## start Data supplied
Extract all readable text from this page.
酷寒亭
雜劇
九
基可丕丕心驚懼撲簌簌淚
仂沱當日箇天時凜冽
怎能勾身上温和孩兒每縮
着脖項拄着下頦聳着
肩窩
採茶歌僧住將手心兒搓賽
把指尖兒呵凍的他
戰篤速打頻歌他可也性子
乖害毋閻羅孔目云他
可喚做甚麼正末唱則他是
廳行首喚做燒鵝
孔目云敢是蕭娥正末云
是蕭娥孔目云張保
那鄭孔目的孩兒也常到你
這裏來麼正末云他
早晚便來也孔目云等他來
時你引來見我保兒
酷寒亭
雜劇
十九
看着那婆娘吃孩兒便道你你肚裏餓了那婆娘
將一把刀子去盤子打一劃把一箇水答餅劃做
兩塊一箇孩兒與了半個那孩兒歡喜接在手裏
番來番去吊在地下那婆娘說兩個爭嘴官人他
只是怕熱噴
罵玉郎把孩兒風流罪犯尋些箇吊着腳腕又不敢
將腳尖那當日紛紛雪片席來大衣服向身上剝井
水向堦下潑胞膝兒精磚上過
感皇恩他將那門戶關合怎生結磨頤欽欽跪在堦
## end Data supplied
*Prompt*.
Go through the material above line by line and copy it exactly.

*Task response*.
Extract all readable text from this page.
酷寒亭
雜劇
九
基可丕丕心驚懼撲簌簌淚
仂沱當日箇天時凜冽
怎能勾身上温和孩兒每縮
着脖項拄着下頦聳着
肩窩
採茶歌僧住將手心兒搓賽
把指尖兒呵凍的他
戰篤速打頻歌他可也性子
乖害毋閻羅孔目云他
可喚做甚麼正末唱則他是
廳行首喚做燒鵝
孔目云敢是蕭娥正末云
是蕭娥孔目云張保
那鄭孔目的孩兒也常到你
這裏來麼正末云他
早晚便來也孔目云等他來
時你引來見我保兒
酷寒亭
雜劇
十九
看着那婆娘吃孩兒便道你你肚裏餓了那婆娘
將一把刀子去盤子打一劃把一箇水答餅劃做
兩塊一箇孩兒與了半個那孩兒歡喜接在手裏
番來番去吊在地下那婆娘說兩個爭嘴官人他
只是怕熱噴
罵玉郎把孩兒風流罪犯尋些箇吊着腳腕又不敢
將腳尖那當日紛紛雪片席來大衣服向身上剝井
水向堦下潑胞膝兒精磚上過
感皇恩他將那門戶關合怎生結磨頤欽欽跪在堦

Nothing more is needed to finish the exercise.